» **Excerpt**
[Start]

Our algorithm is Soft Actor-Critic. The one with graph representation is
under ./Graph_SAC
and the original one with fully-connected network is under ./SAC
. For using
Graph Neural Network architecture, we use the implementation of
torchgraph developed for the paper:
Explainability Techniques for Graph Convolutional Networks.
For the LRP implementation, we use this repository developed for the same paper.
The python version is 3.8.10
.
The first step before running the project is to install MuJoCo 2.1
:
$ wget https://github.com/deepmind/mujoco/releases/download/2.1.0/mujoco210-linux-x86_64.tar.gz
$ tar -xvf mujoco210-linux-x86_64.tar.gz
$ mv mujoco210 ~/.mujoco/
$ pip3 install -U 'mujoco-py<2.2,>=2.1'
Download the project file into the $HOME/Documents
folder.
Then add the following lines to the ~/.bashrc
file:
export LD_LIBRARY_PATH=$LD_LIBRARY_PATH:$HOME/.mujoco/mujoco210/bin
export PYTHONPATH=$PYTHONPATH:$HOME/Documents/SAC_GCN
Then install the requirements of the project:
$ pip3 install -r requirements.txt
To run the experiments with graph representation of the robot, run the following command:
$ python $MAIN_FILE --env-name {ENV-NAME} --exp-type graph
where the MAIN_FILE
is the absolute path to the /Controller/graph/main.py
file. For a complete set of arguments, please
check out the main.py
file. The ENV-NAME
can be the following names:
FetchReach-v2
Walker2d-v2
HalfCheetah-v2
Hopper-v2
After training the agent using graph networks, the Layer-wise Relevance Propagation (LRP)
is applied to highlight the contribution of each part of the robot to the decision making. The data
for experiments are saved under ./Data/{ENV-NAME}/graph
.
After the convergence of the policy, the LRP is applied to the learned policy to calculate the relevance scores given
by each action to each entity across time-steps. To run LRP for the ENV-NAME
environment,
run the following:
$ python $EVALUATE --env-name {ENV-NAME} --exp-type graph
where EVALUATE
is the absolute path to the ./Evaluate/evaluate.py
file. The result of
running this file would be stored under ./Data/{ENV-NAME}/graph/edge_relevance.pkl
and ./Data/{ENV-NAME}/graph/global_relevance.pkl
, which contains the relevance scores given
to edge and global units of the input graph, respectively.

[End]

» **Stated task**
Rewrite the project description between "Our algorithm is" and "Graph Convolutional Networks.", inclusive, with "original" changed to "baseline".

» **Dataset rows**
[Start]

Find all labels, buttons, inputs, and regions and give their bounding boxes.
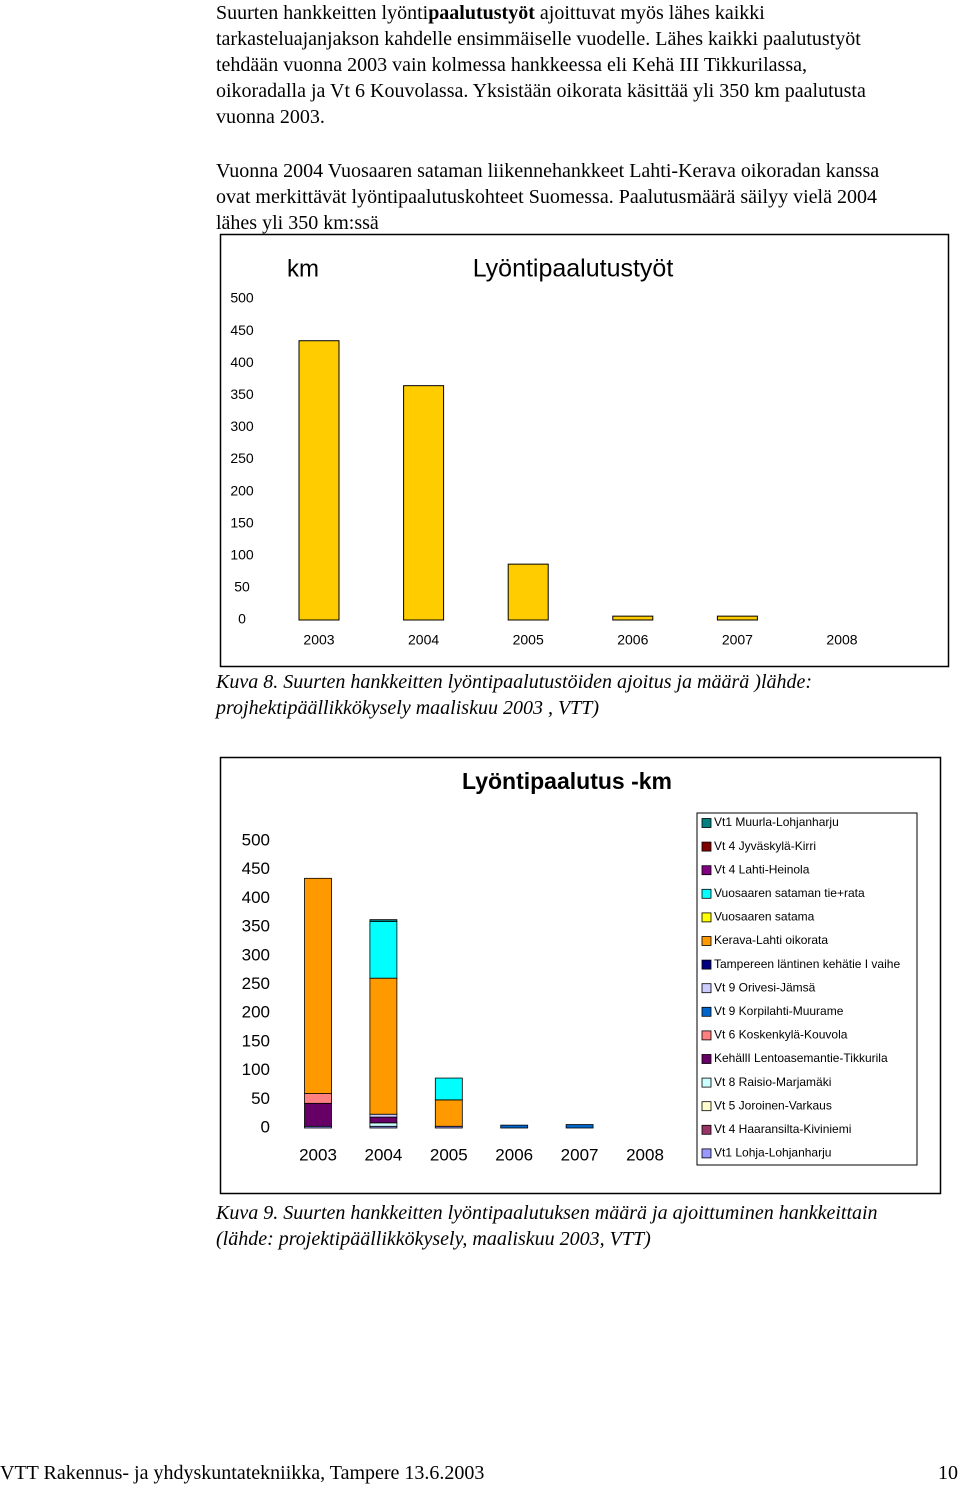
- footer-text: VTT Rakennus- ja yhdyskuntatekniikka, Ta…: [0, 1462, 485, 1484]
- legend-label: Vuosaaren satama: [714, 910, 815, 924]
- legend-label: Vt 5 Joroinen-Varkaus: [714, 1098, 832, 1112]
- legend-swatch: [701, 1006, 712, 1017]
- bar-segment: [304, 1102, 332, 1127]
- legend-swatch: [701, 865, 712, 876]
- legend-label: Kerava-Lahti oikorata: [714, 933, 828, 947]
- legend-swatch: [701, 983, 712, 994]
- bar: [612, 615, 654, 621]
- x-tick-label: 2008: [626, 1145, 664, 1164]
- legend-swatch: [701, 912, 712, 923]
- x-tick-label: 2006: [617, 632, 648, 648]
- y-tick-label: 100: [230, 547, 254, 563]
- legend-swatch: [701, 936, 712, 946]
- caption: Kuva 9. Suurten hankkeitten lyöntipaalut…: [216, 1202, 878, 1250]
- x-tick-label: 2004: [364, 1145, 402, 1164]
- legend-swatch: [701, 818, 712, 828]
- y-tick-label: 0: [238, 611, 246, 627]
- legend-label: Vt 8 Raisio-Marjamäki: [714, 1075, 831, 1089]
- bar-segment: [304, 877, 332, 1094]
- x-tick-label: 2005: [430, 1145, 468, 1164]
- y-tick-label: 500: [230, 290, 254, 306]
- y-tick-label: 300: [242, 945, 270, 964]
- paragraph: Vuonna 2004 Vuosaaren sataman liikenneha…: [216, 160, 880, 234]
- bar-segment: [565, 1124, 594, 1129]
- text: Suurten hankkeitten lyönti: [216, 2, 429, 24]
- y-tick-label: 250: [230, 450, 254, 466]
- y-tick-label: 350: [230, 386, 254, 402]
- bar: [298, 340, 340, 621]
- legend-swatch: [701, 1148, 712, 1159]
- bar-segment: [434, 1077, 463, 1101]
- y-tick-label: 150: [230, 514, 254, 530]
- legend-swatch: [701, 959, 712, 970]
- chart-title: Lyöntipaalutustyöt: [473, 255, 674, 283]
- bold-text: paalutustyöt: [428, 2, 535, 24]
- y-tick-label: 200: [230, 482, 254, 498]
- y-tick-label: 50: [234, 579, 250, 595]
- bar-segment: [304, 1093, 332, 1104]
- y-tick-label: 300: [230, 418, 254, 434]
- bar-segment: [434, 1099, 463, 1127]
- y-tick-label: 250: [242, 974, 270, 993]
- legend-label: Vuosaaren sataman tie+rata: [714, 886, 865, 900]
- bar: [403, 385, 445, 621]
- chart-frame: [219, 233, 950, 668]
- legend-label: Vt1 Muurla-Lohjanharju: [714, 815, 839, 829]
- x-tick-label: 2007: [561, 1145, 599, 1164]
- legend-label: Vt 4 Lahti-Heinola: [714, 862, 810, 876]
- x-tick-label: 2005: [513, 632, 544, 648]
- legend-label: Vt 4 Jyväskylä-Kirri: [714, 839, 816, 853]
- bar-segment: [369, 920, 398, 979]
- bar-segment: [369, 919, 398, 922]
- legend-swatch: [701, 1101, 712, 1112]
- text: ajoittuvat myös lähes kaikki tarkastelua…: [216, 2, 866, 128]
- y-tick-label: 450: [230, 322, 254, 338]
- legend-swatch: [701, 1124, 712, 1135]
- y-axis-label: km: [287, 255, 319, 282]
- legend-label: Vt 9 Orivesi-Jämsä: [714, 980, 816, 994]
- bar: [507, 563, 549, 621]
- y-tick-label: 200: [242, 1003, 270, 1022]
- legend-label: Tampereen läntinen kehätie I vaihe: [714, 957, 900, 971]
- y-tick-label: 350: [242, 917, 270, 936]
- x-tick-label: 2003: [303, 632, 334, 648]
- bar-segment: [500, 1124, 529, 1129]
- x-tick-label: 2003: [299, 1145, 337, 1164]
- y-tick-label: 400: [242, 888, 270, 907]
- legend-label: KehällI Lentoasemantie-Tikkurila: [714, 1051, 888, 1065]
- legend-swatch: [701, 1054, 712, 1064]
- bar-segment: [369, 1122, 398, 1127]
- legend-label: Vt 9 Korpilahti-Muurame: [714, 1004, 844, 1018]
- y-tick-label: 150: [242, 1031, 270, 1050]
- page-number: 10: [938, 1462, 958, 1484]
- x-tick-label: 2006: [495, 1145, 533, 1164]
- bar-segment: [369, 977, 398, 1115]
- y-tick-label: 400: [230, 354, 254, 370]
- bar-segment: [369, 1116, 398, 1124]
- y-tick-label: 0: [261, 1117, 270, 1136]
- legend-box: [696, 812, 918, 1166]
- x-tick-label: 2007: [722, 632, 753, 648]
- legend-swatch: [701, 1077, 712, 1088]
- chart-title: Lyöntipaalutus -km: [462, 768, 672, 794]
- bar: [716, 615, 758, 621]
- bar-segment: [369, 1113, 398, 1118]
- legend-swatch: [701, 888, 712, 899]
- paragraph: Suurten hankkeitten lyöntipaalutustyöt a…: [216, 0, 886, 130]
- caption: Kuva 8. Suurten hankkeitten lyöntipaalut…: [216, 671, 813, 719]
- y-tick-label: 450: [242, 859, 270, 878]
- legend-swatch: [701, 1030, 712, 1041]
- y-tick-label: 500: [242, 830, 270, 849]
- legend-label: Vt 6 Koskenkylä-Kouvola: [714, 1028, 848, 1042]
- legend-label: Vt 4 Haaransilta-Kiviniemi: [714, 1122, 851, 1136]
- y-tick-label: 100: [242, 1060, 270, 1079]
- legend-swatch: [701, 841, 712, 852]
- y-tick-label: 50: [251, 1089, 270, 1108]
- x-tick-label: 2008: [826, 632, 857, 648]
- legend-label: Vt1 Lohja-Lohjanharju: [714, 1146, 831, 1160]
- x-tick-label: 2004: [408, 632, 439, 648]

[End]
[Start]

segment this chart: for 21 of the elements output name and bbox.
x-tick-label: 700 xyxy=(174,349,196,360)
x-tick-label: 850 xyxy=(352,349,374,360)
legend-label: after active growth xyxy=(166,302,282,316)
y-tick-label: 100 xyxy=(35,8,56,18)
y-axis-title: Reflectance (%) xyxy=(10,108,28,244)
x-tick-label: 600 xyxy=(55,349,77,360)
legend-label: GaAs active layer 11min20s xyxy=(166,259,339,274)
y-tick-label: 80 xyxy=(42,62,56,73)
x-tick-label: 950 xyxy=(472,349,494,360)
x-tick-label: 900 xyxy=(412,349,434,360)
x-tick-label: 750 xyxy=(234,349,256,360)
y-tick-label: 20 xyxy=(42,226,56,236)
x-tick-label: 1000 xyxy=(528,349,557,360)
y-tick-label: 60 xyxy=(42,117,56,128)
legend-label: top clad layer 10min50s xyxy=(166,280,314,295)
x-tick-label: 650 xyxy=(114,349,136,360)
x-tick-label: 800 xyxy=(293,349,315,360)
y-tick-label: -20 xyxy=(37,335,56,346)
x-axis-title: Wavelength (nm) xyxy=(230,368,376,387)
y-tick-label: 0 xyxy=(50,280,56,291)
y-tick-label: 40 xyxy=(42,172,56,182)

[End]
[Start]

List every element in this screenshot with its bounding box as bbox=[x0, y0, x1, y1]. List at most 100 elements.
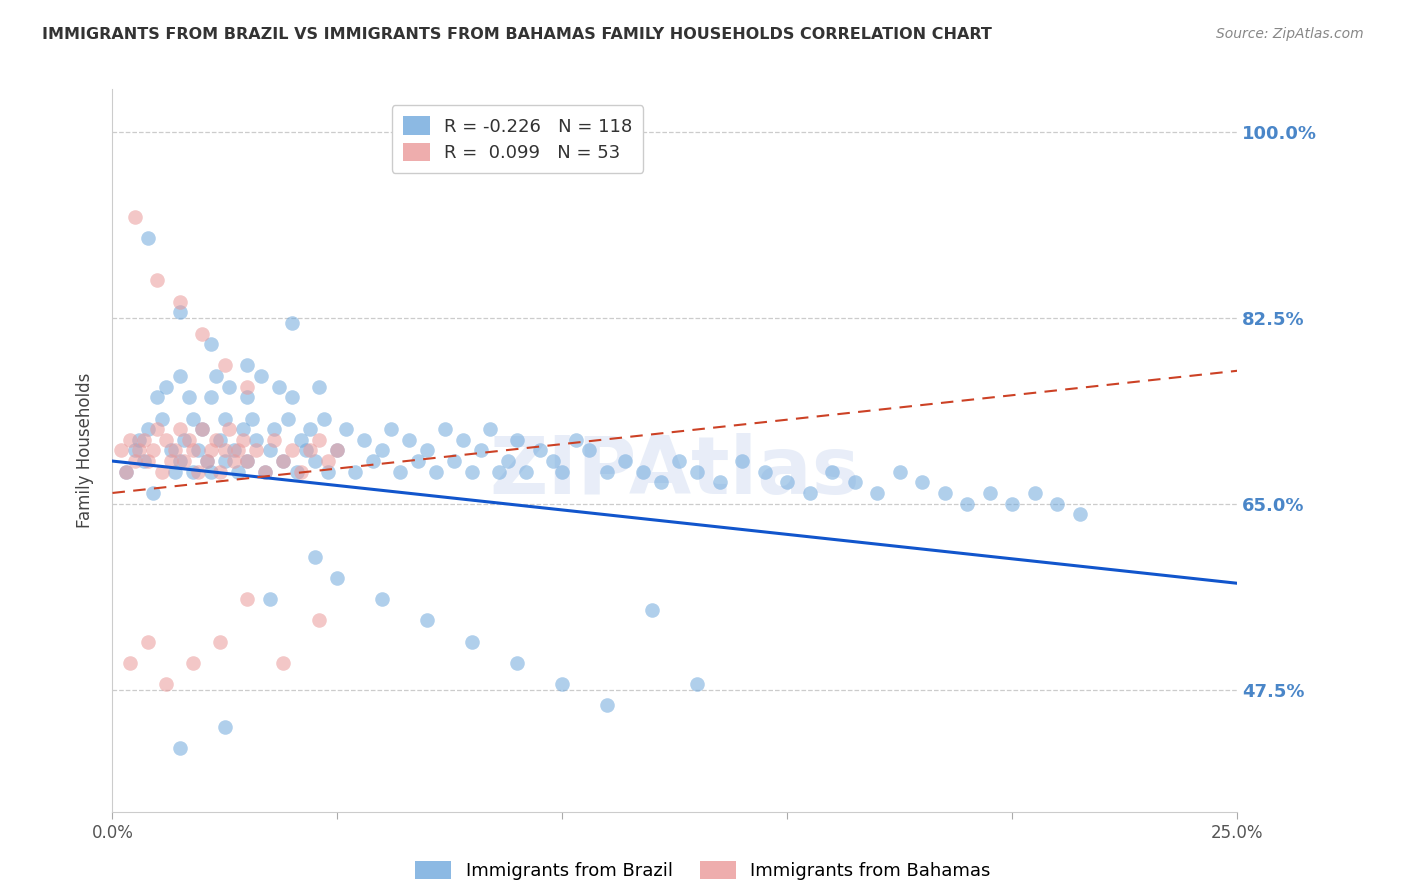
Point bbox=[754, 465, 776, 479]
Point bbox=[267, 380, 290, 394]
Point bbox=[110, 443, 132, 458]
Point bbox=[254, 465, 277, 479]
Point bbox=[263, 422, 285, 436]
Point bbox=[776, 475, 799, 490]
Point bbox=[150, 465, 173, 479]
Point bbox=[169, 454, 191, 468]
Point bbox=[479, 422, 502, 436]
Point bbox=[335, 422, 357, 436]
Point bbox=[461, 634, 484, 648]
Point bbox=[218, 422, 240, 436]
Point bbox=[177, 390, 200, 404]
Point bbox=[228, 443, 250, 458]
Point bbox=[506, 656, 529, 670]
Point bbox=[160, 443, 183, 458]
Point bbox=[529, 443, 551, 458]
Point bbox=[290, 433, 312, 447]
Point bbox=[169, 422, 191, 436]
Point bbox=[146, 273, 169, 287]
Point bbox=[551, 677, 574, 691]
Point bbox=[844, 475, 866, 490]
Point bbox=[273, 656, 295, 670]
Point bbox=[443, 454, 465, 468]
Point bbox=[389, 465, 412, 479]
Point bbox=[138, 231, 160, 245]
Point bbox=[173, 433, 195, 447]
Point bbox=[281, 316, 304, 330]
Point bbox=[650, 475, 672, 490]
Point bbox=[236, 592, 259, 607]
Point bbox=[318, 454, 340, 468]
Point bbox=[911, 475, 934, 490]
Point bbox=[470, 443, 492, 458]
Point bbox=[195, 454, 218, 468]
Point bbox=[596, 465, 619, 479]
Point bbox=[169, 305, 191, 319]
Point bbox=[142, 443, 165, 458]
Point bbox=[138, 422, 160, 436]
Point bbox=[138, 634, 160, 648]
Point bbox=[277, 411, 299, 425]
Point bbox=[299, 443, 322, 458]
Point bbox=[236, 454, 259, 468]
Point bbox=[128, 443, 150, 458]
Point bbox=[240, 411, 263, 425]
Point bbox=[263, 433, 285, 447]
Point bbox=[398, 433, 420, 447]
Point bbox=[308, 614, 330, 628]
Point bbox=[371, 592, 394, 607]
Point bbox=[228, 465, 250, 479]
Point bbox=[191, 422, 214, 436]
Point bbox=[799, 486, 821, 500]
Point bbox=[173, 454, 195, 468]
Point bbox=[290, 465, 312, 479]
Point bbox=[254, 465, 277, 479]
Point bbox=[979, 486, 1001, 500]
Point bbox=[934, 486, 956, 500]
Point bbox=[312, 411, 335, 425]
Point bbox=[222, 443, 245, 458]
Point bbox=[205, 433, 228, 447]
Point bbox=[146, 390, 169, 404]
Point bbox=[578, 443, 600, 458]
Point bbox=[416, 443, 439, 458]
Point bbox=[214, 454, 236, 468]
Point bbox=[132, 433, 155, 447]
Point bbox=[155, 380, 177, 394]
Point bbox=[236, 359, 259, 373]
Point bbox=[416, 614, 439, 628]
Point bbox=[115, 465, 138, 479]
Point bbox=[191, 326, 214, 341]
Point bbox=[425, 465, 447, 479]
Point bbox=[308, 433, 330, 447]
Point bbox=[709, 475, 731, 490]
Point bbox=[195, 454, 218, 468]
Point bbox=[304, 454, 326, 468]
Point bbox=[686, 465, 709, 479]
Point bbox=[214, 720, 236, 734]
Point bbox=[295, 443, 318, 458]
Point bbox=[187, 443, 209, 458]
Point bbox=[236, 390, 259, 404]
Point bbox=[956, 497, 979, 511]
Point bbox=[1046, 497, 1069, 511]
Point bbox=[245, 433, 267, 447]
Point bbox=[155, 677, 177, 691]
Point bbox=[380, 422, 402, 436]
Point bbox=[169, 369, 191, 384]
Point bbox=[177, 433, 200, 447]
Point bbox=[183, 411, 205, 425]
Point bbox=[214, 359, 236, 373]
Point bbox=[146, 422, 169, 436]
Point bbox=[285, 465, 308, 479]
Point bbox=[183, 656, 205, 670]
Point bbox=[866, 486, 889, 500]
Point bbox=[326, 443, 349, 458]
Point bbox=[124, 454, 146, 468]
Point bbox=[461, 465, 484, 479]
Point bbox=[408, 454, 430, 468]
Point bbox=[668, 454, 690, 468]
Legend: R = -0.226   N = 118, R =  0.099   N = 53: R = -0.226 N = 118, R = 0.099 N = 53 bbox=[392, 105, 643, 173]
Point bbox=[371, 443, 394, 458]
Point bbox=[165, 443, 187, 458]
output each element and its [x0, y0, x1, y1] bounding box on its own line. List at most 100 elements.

[End]

» **Reply to the exercise**
Our algorithm is Soft Actor-Critic. The one with graph representation is
under ./Graph_SAC
and the baseline one with fully-connected network is under ./SAC
. For using
Graph Neural Network architecture, we use the implementation of
torchgraph developed for the paper:
Explainability Techniques for Graph Convolutional Networks.